▶ **Stated problem**: Repeat every line of the records below verbatim, leaving out the pictures.

▶ **Task data**:
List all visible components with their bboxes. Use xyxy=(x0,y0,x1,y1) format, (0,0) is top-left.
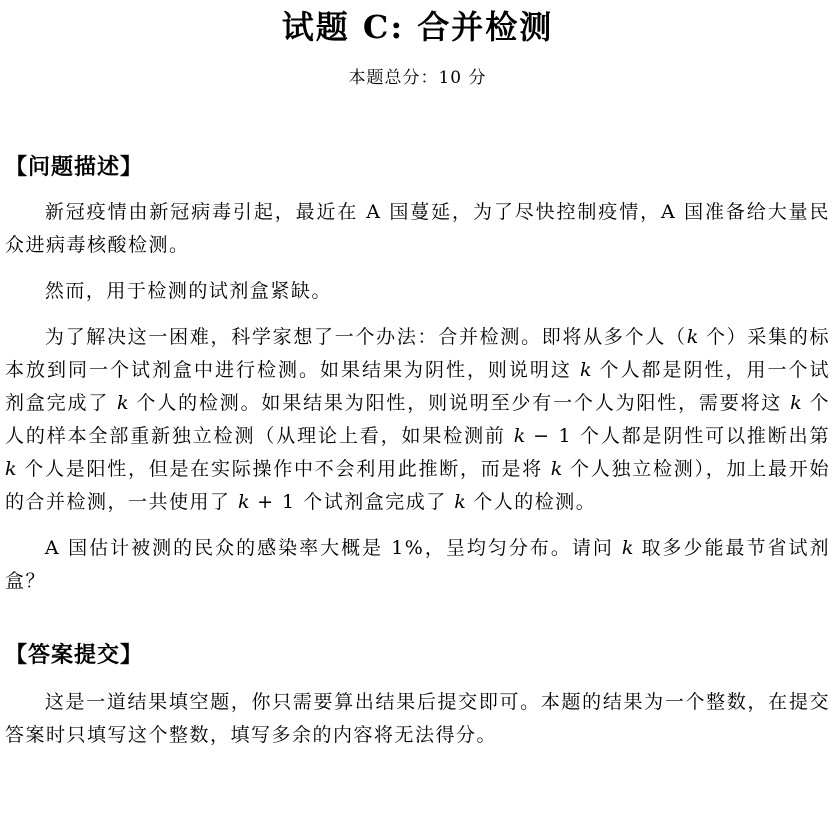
section-heading-answer-submission: 【答案提交】 xyxy=(5,640,830,670)
problem-paragraph-shortage: 然而，用于检测的试剂盒紧缺。 xyxy=(5,275,830,308)
page-subtitle-total-score: 本题总分：10 分 xyxy=(5,66,830,90)
document-page: 试题 C: 合并检测 本题总分：10 分 【问题描述】 新冠疫情由新冠病毒引起，… xyxy=(0,0,838,823)
page-title: 试题 C: 合并检测 xyxy=(5,8,830,46)
problem-paragraph-question: A 国估计被测的民众的感染率大概是 1%，呈均匀分布。请问 k 取多少能最节省试… xyxy=(5,532,830,598)
answer-submission-paragraph: 这是一道结果填空题，你只需要算出结果后提交即可。本题的结果为一个整数，在提交答案… xyxy=(5,686,830,752)
section-heading-problem-description: 【问题描述】 xyxy=(5,152,830,182)
problem-paragraph-background: 新冠疫情由新冠病毒引起，最近在 A 国蔓延，为了尽快控制疫情，A 国准备给大量民… xyxy=(5,196,830,262)
problem-paragraph-merged-testing: 为了解决这一困难，科学家想了一个办法：合并检测。即将从多个人（k 个）采集的标本… xyxy=(5,321,830,519)
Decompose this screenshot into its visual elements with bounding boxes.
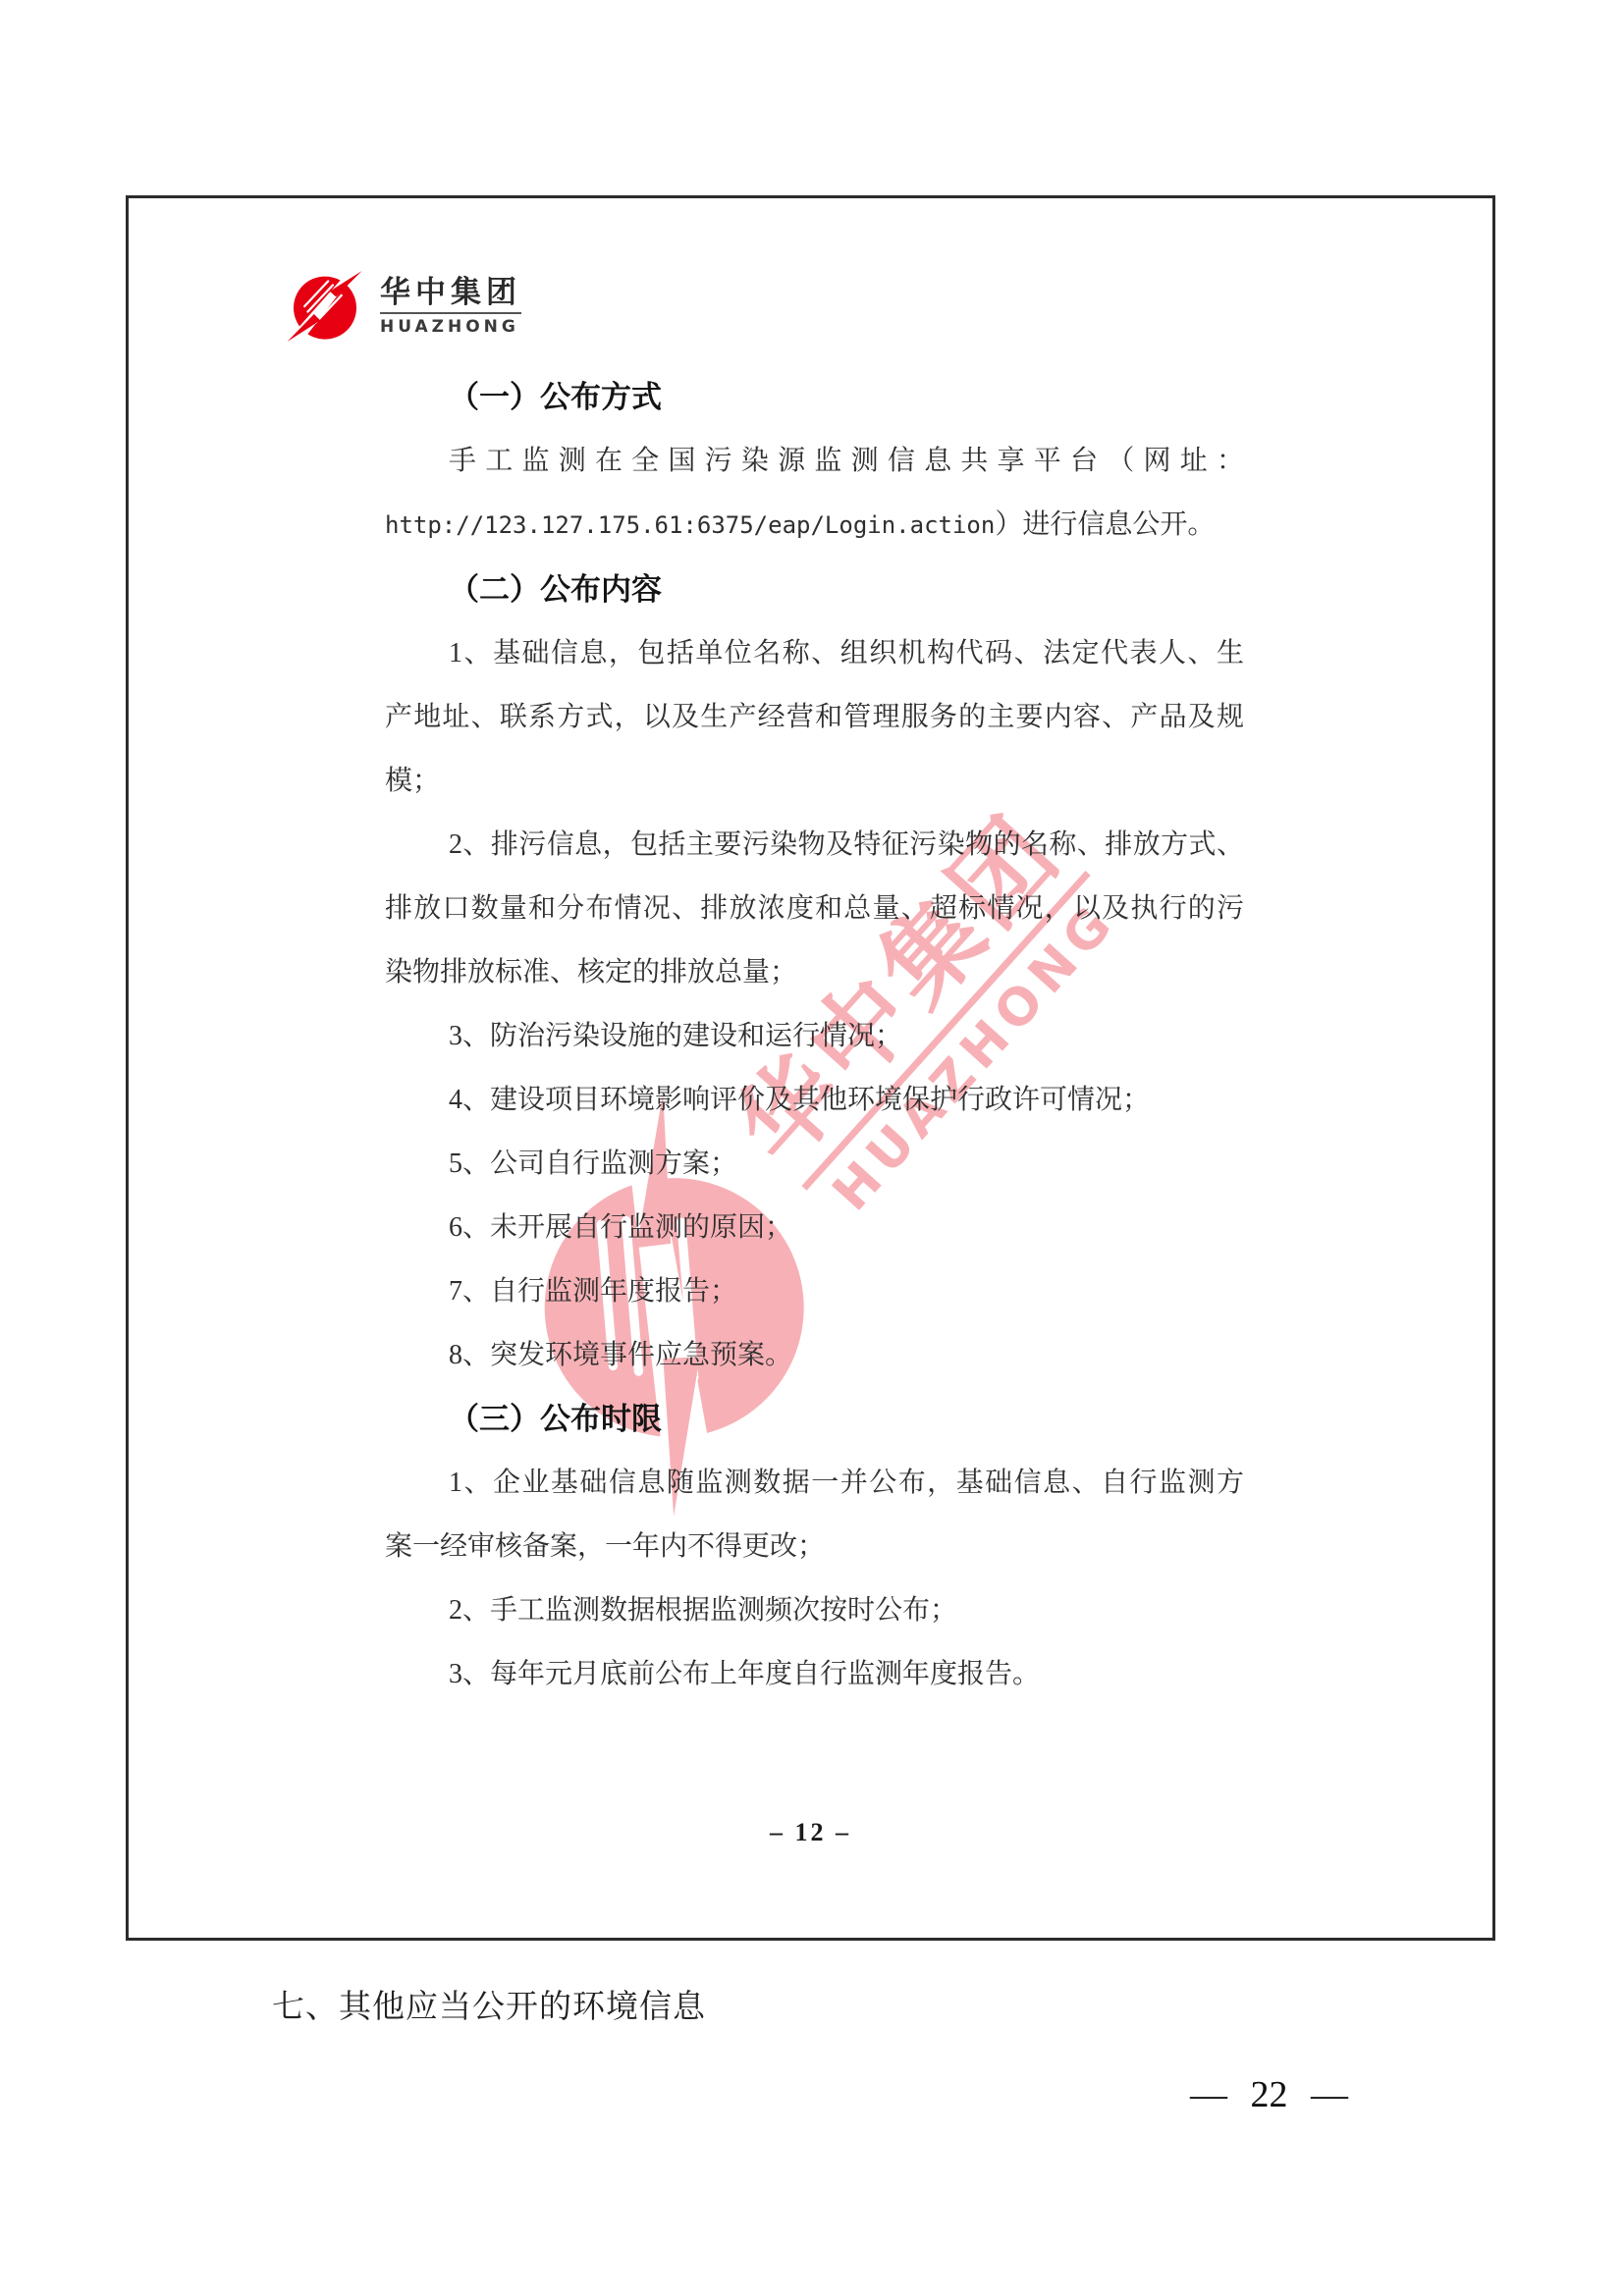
document-page-frame: 华中集团 HUAZHONG 华中集团 HUAZHONG （一）公布方式 手工监测…: [126, 195, 1495, 1941]
deadline-item-1-line: 案一经审核备案，一年内不得更改；: [385, 1515, 1244, 1578]
heading-publish-content: （二）公布内容: [385, 558, 1244, 621]
list-item-6: 6、未开展自行监测的原因；: [385, 1196, 1244, 1259]
document-scan-page: 华中集团 HUAZHONG 华中集团 HUAZHONG （一）公布方式 手工监测…: [0, 0, 1624, 2296]
heading-publish-method: （一）公布方式: [385, 365, 1244, 429]
list-item-2-line: 排放口数量和分布情况、排放浓度和总量、超标情况，以及执行的污: [385, 877, 1244, 940]
para-line: 手工监测在全国污染源监测信息共享平台（网址：: [385, 429, 1244, 493]
company-name-cn: 华中集团: [380, 276, 521, 309]
section-seven-title: 七、其他应当公开的环境信息: [272, 1981, 706, 2027]
heading-publish-deadline: （三）公布时限: [385, 1387, 1244, 1451]
company-logo: 华中集团 HUAZHONG: [286, 267, 521, 346]
huazhong-logo-icon: [286, 267, 364, 346]
company-name-latin: HUAZHONG: [380, 312, 521, 337]
list-item-1-line: 产地址、联系方式，以及生产经营和管理服务的主要内容、产品及规: [385, 685, 1244, 749]
list-item-2-line: 2、排污信息，包括主要污染物及特征污染物的名称、排放方式、: [385, 813, 1244, 877]
logo-wordmark: 华中集团 HUAZHONG: [380, 276, 521, 337]
disclosure-url-tail: ）进行信息公开。: [995, 509, 1215, 540]
deadline-item-1-line: 1、企业基础信息随监测数据一并公布，基础信息、自行监测方: [385, 1451, 1244, 1515]
document-body: （一）公布方式 手工监测在全国污染源监测信息共享平台（网址： http://12…: [385, 365, 1244, 1706]
disclosure-url-line: http://123.127.175.61:6375/eap/Login.act…: [385, 493, 1244, 558]
list-item-3: 3、防治污染设施的建设和运行情况；: [385, 1004, 1244, 1068]
list-item-1-line: 1、基础信息，包括单位名称、组织机构代码、法定代表人、生: [385, 621, 1244, 685]
list-item-1-line: 模；: [385, 749, 1244, 813]
list-item-8: 8、突发环境事件应急预案。: [385, 1323, 1244, 1387]
deadline-item-3: 3、每年元月底前公布上年度自行监测年度报告。: [385, 1642, 1244, 1706]
page-number: — 22 —: [1190, 2073, 1348, 2116]
list-item-7: 7、自行监测年度报告；: [385, 1259, 1244, 1323]
list-item-2-line: 染物排放标准、核定的排放总量；: [385, 940, 1244, 1004]
deadline-item-2: 2、手工监测数据根据监测频次按时公布；: [385, 1578, 1244, 1642]
disclosure-url: http://123.127.175.61:6375/eap/Login.act…: [385, 511, 995, 539]
list-item-5: 5、公司自行监测方案；: [385, 1132, 1244, 1196]
inner-page-number: – 12 –: [129, 1818, 1492, 1847]
list-item-4: 4、建设项目环境影响评价及其他环境保护行政许可情况；: [385, 1068, 1244, 1132]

▶ **Expected answer**:
List all visible components with their bboxes. Use xyxy=(x0,y0,x1,y1) format, (0,0) is top-left.
section-heading-answer-submission: 【答案提交】 xyxy=(5,640,830,670)
problem-paragraph-shortage: 然而，用于检测的试剂盒紧缺。 xyxy=(5,275,830,308)
page-subtitle-total-score: 本题总分：10 分 xyxy=(5,66,830,90)
document-page: 试题 C: 合并检测 本题总分：10 分 【问题描述】 新冠疫情由新冠病毒引起，… xyxy=(0,0,838,823)
page-title: 试题 C: 合并检测 xyxy=(5,8,830,46)
problem-paragraph-question: A 国估计被测的民众的感染率大概是 1%，呈均匀分布。请问 k 取多少能最节省试… xyxy=(5,532,830,598)
answer-submission-paragraph: 这是一道结果填空题，你只需要算出结果后提交即可。本题的结果为一个整数，在提交答案… xyxy=(5,686,830,752)
section-heading-problem-description: 【问题描述】 xyxy=(5,152,830,182)
problem-paragraph-background: 新冠疫情由新冠病毒引起，最近在 A 国蔓延，为了尽快控制疫情，A 国准备给大量民… xyxy=(5,196,830,262)
problem-paragraph-merged-testing: 为了解决这一困难，科学家想了一个办法：合并检测。即将从多个人（k 个）采集的标本… xyxy=(5,321,830,519)
Decompose this screenshot into its visual elements with bounding boxes.
document-page-frame: 华中集团 HUAZHONG 华中集团 HUAZHONG （一）公布方式 手工监测…: [126, 195, 1495, 1941]
deadline-item-1-line: 案一经审核备案，一年内不得更改；: [385, 1515, 1244, 1578]
heading-publish-content: （二）公布内容: [385, 558, 1244, 621]
list-item-6: 6、未开展自行监测的原因；: [385, 1196, 1244, 1259]
document-scan-page: 华中集团 HUAZHONG 华中集团 HUAZHONG （一）公布方式 手工监测…: [0, 0, 1624, 2296]
heading-publish-method: （一）公布方式: [385, 365, 1244, 429]
list-item-2-line: 排放口数量和分布情况、排放浓度和总量、超标情况，以及执行的污: [385, 877, 1244, 940]
para-line: 手工监测在全国污染源监测信息共享平台（网址：: [385, 429, 1244, 493]
company-name-cn: 华中集团: [380, 276, 521, 309]
section-seven-title: 七、其他应当公开的环境信息: [272, 1981, 706, 2027]
heading-publish-deadline: （三）公布时限: [385, 1387, 1244, 1451]
company-logo: 华中集团 HUAZHONG: [286, 267, 521, 346]
huazhong-logo-icon: [286, 267, 364, 346]
company-name-latin: HUAZHONG: [380, 312, 521, 337]
list-item-1-line: 产地址、联系方式，以及生产经营和管理服务的主要内容、产品及规: [385, 685, 1244, 749]
list-item-2-line: 2、排污信息，包括主要污染物及特征污染物的名称、排放方式、: [385, 813, 1244, 877]
logo-wordmark: 华中集团 HUAZHONG: [380, 276, 521, 337]
disclosure-url-tail: ）进行信息公开。: [995, 509, 1215, 540]
deadline-item-1-line: 1、企业基础信息随监测数据一并公布，基础信息、自行监测方: [385, 1451, 1244, 1515]
document-body: （一）公布方式 手工监测在全国污染源监测信息共享平台（网址： http://12…: [385, 365, 1244, 1706]
disclosure-url-line: http://123.127.175.61:6375/eap/Login.act…: [385, 493, 1244, 558]
list-item-3: 3、防治污染设施的建设和运行情况；: [385, 1004, 1244, 1068]
list-item-1-line: 1、基础信息，包括单位名称、组织机构代码、法定代表人、生: [385, 621, 1244, 685]
list-item-1-line: 模；: [385, 749, 1244, 813]
list-item-8: 8、突发环境事件应急预案。: [385, 1323, 1244, 1387]
deadline-item-3: 3、每年元月底前公布上年度自行监测年度报告。: [385, 1642, 1244, 1706]
page-number: — 22 —: [1190, 2073, 1348, 2116]
list-item-7: 7、自行监测年度报告；: [385, 1259, 1244, 1323]
list-item-2-line: 染物排放标准、核定的排放总量；: [385, 940, 1244, 1004]
deadline-item-2: 2、手工监测数据根据监测频次按时公布；: [385, 1578, 1244, 1642]
disclosure-url: http://123.127.175.61:6375/eap/Login.act…: [385, 511, 995, 539]
list-item-5: 5、公司自行监测方案；: [385, 1132, 1244, 1196]
inner-page-number: – 12 –: [129, 1818, 1492, 1847]
list-item-4: 4、建设项目环境影响评价及其他环境保护行政许可情况；: [385, 1068, 1244, 1132]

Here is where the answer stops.